Short task:
Copy out all of the material exactly.
[start of Given information]
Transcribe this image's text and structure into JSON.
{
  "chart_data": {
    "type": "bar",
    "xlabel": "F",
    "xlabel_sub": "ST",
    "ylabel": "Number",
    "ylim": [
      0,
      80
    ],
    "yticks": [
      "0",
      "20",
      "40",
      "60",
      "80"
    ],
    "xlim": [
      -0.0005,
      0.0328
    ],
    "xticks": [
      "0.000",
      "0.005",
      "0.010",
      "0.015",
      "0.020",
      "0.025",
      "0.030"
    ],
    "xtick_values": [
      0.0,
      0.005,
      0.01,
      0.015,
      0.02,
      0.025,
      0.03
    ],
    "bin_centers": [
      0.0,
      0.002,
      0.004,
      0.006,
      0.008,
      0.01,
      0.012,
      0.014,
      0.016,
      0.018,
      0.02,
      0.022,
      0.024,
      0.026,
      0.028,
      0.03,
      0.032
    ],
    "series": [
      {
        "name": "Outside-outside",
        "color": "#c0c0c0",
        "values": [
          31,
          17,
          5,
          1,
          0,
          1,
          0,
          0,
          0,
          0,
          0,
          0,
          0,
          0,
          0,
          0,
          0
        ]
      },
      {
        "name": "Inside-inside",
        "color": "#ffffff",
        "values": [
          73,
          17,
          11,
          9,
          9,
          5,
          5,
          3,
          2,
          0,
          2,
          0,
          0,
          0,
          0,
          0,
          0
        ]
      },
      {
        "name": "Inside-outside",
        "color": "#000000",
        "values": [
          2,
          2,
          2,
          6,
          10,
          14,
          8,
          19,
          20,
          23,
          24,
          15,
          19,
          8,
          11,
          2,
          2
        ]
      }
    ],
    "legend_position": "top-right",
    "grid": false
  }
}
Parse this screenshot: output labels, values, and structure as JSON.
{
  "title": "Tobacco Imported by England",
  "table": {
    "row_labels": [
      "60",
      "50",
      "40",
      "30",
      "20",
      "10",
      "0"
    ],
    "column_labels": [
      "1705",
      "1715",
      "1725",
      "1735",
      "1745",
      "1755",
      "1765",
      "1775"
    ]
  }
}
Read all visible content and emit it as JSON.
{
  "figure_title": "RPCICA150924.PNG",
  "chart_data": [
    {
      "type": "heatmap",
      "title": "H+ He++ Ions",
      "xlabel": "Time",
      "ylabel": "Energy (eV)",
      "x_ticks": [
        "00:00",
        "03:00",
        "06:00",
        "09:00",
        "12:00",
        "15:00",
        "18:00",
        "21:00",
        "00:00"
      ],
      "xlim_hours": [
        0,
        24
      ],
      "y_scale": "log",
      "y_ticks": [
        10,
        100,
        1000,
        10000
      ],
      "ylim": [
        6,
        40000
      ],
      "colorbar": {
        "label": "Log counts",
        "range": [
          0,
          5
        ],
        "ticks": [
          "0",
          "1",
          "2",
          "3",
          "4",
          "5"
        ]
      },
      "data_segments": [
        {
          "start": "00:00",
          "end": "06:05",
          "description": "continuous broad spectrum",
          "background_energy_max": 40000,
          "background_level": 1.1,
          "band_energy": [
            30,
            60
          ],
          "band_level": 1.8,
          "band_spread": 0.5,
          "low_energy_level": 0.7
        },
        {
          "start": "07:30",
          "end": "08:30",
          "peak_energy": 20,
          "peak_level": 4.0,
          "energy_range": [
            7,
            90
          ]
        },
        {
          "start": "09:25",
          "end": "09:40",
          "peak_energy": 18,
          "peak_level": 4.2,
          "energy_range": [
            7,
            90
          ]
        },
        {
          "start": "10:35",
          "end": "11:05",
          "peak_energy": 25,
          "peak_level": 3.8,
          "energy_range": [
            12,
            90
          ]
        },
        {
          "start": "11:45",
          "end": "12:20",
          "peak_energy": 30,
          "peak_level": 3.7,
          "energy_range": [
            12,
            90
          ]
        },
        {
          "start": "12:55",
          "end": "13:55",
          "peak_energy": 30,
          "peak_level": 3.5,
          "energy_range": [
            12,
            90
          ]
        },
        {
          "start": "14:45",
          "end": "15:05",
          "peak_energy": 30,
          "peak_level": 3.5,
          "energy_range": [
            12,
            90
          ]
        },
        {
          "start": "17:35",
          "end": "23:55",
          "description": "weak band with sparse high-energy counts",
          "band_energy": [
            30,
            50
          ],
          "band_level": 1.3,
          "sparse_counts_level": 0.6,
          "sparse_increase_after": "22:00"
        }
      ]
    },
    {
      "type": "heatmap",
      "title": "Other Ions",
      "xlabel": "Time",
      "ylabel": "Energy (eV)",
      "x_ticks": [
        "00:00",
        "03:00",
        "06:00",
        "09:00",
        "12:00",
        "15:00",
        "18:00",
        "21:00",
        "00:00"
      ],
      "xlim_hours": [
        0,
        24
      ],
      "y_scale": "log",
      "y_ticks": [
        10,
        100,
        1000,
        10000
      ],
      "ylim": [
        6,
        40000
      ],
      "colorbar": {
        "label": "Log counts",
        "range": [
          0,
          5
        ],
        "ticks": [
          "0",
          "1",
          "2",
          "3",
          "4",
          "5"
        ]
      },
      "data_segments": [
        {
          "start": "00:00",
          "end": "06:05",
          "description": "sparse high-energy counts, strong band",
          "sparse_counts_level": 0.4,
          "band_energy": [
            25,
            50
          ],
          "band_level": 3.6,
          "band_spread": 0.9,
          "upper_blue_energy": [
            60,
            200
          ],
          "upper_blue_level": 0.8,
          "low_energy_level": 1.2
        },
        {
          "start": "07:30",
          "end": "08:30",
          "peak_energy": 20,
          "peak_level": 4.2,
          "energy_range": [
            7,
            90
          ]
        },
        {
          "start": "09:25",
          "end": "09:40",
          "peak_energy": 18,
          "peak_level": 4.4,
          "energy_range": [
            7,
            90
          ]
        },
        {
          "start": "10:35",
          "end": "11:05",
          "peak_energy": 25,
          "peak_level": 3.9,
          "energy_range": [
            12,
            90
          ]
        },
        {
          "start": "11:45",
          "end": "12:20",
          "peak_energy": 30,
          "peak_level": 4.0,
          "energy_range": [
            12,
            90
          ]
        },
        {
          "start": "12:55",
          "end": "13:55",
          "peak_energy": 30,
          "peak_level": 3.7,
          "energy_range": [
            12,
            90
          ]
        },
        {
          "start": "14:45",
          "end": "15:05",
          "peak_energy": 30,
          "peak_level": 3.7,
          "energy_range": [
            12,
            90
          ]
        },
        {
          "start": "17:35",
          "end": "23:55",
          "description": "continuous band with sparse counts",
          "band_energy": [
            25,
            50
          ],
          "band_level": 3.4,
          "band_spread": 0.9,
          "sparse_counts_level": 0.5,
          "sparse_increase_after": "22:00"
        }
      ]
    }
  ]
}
[end of Given information]
Full solution:
Transcribe this image's text and structure into JSON.
{
  "chart_data": {
    "type": "bar",
    "xlabel": "F",
    "xlabel_sub": "ST",
    "ylabel": "Number",
    "ylim": [
      0,
      80
    ],
    "yticks": [
      "0",
      "20",
      "40",
      "60",
      "80"
    ],
    "xlim": [
      -0.0005,
      0.0328
    ],
    "xticks": [
      "0.000",
      "0.005",
      "0.010",
      "0.015",
      "0.020",
      "0.025",
      "0.030"
    ],
    "xtick_values": [
      0.0,
      0.005,
      0.01,
      0.015,
      0.02,
      0.025,
      0.03
    ],
    "bin_centers": [
      0.0,
      0.002,
      0.004,
      0.006,
      0.008,
      0.01,
      0.012,
      0.014,
      0.016,
      0.018,
      0.02,
      0.022,
      0.024,
      0.026,
      0.028,
      0.03,
      0.032
    ],
    "series": [
      {
        "name": "Outside-outside",
        "color": "#c0c0c0",
        "values": [
          31,
          17,
          5,
          1,
          0,
          1,
          0,
          0,
          0,
          0,
          0,
          0,
          0,
          0,
          0,
          0,
          0
        ]
      },
      {
        "name": "Inside-inside",
        "color": "#ffffff",
        "values": [
          73,
          17,
          11,
          9,
          9,
          5,
          5,
          3,
          2,
          0,
          2,
          0,
          0,
          0,
          0,
          0,
          0
        ]
      },
      {
        "name": "Inside-outside",
        "color": "#000000",
        "values": [
          2,
          2,
          2,
          6,
          10,
          14,
          8,
          19,
          20,
          23,
          24,
          15,
          19,
          8,
          11,
          2,
          2
        ]
      }
    ],
    "legend_position": "top-right",
    "grid": false
  }
}
Parse this screenshot: output labels, values, and structure as JSON.
{
  "title": "Tobacco Imported by England",
  "table": {
    "row_labels": [
      "60",
      "50",
      "40",
      "30",
      "20",
      "10",
      "0"
    ],
    "column_labels": [
      "1705",
      "1715",
      "1725",
      "1735",
      "1745",
      "1755",
      "1765",
      "1775"
    ]
  }
}
Read all visible content and emit it as JSON.
{
  "figure_title": "RPCICA150924.PNG",
  "chart_data": [
    {
      "type": "heatmap",
      "title": "H+ He++ Ions",
      "xlabel": "Time",
      "ylabel": "Energy (eV)",
      "x_ticks": [
        "00:00",
        "03:00",
        "06:00",
        "09:00",
        "12:00",
        "15:00",
        "18:00",
        "21:00",
        "00:00"
      ],
      "xlim_hours": [
        0,
        24
      ],
      "y_scale": "log",
      "y_ticks": [
        10,
        100,
        1000,
        10000
      ],
      "ylim": [
        6,
        40000
      ],
      "colorbar": {
        "label": "Log counts",
        "range": [
          0,
          5
        ],
        "ticks": [
          "0",
          "1",
          "2",
          "3",
          "4",
          "5"
        ]
      },
      "data_segments": [
        {
          "start": "00:00",
          "end": "06:05",
          "description": "continuous broad spectrum",
          "background_energy_max": 40000,
          "background_level": 1.1,
          "band_energy": [
            30,
            60
          ],
          "band_level": 1.8,
          "band_spread": 0.5,
          "low_energy_level": 0.7
        },
        {
          "start": "07:30",
          "end": "08:30",
          "peak_energy": 20,
          "peak_level": 4.0,
          "energy_range": [
            7,
            90
          ]
        },
        {
          "start": "09:25",
          "end": "09:40",
          "peak_energy": 18,
          "peak_level": 4.2,
          "energy_range": [
            7,
            90
          ]
        },
        {
          "start": "10:35",
          "end": "11:05",
          "peak_energy": 25,
          "peak_level": 3.8,
          "energy_range": [
            12,
            90
          ]
        },
        {
          "start": "11:45",
          "end": "12:20",
          "peak_energy": 30,
          "peak_level": 3.7,
          "energy_range": [
            12,
            90
          ]
        },
        {
          "start": "12:55",
          "end": "13:55",
          "peak_energy": 30,
          "peak_level": 3.5,
          "energy_range": [
            12,
            90
          ]
        },
        {
          "start": "14:45",
          "end": "15:05",
          "peak_energy": 30,
          "peak_level": 3.5,
          "energy_range": [
            12,
            90
          ]
        },
        {
          "start": "17:35",
          "end": "23:55",
          "description": "weak band with sparse high-energy counts",
          "band_energy": [
            30,
            50
          ],
          "band_level": 1.3,
          "sparse_counts_level": 0.6,
          "sparse_increase_after": "22:00"
        }
      ]
    },
    {
      "type": "heatmap",
      "title": "Other Ions",
      "xlabel": "Time",
      "ylabel": "Energy (eV)",
      "x_ticks": [
        "00:00",
        "03:00",
        "06:00",
        "09:00",
        "12:00",
        "15:00",
        "18:00",
        "21:00",
        "00:00"
      ],
      "xlim_hours": [
        0,
        24
      ],
      "y_scale": "log",
      "y_ticks": [
        10,
        100,
        1000,
        10000
      ],
      "ylim": [
        6,
        40000
      ],
      "colorbar": {
        "label": "Log counts",
        "range": [
          0,
          5
        ],
        "ticks": [
          "0",
          "1",
          "2",
          "3",
          "4",
          "5"
        ]
      },
      "data_segments": [
        {
          "start": "00:00",
          "end": "06:05",
          "description": "sparse high-energy counts, strong band",
          "sparse_counts_level": 0.4,
          "band_energy": [
            25,
            50
          ],
          "band_level": 3.6,
          "band_spread": 0.9,
          "upper_blue_energy": [
            60,
            200
          ],
          "upper_blue_level": 0.8,
          "low_energy_level": 1.2
        },
        {
          "start": "07:30",
          "end": "08:30",
          "peak_energy": 20,
          "peak_level": 4.2,
          "energy_range": [
            7,
            90
          ]
        },
        {
          "start": "09:25",
          "end": "09:40",
          "peak_energy": 18,
          "peak_level": 4.4,
          "energy_range": [
            7,
            90
          ]
        },
        {
          "start": "10:35",
          "end": "11:05",
          "peak_energy": 25,
          "peak_level": 3.9,
          "energy_range": [
            12,
            90
          ]
        },
        {
          "start": "11:45",
          "end": "12:20",
          "peak_energy": 30,
          "peak_level": 4.0,
          "energy_range": [
            12,
            90
          ]
        },
        {
          "start": "12:55",
          "end": "13:55",
          "peak_energy": 30,
          "peak_level": 3.7,
          "energy_range": [
            12,
            90
          ]
        },
        {
          "start": "14:45",
          "end": "15:05",
          "peak_energy": 30,
          "peak_level": 3.7,
          "energy_range": [
            12,
            90
          ]
        },
        {
          "start": "17:35",
          "end": "23:55",
          "description": "continuous band with sparse counts",
          "band_energy": [
            25,
            50
          ],
          "band_level": 3.4,
          "band_spread": 0.9,
          "sparse_counts_level": 0.5,
          "sparse_increase_after": "22:00"
        }
      ]
    }
  ]
}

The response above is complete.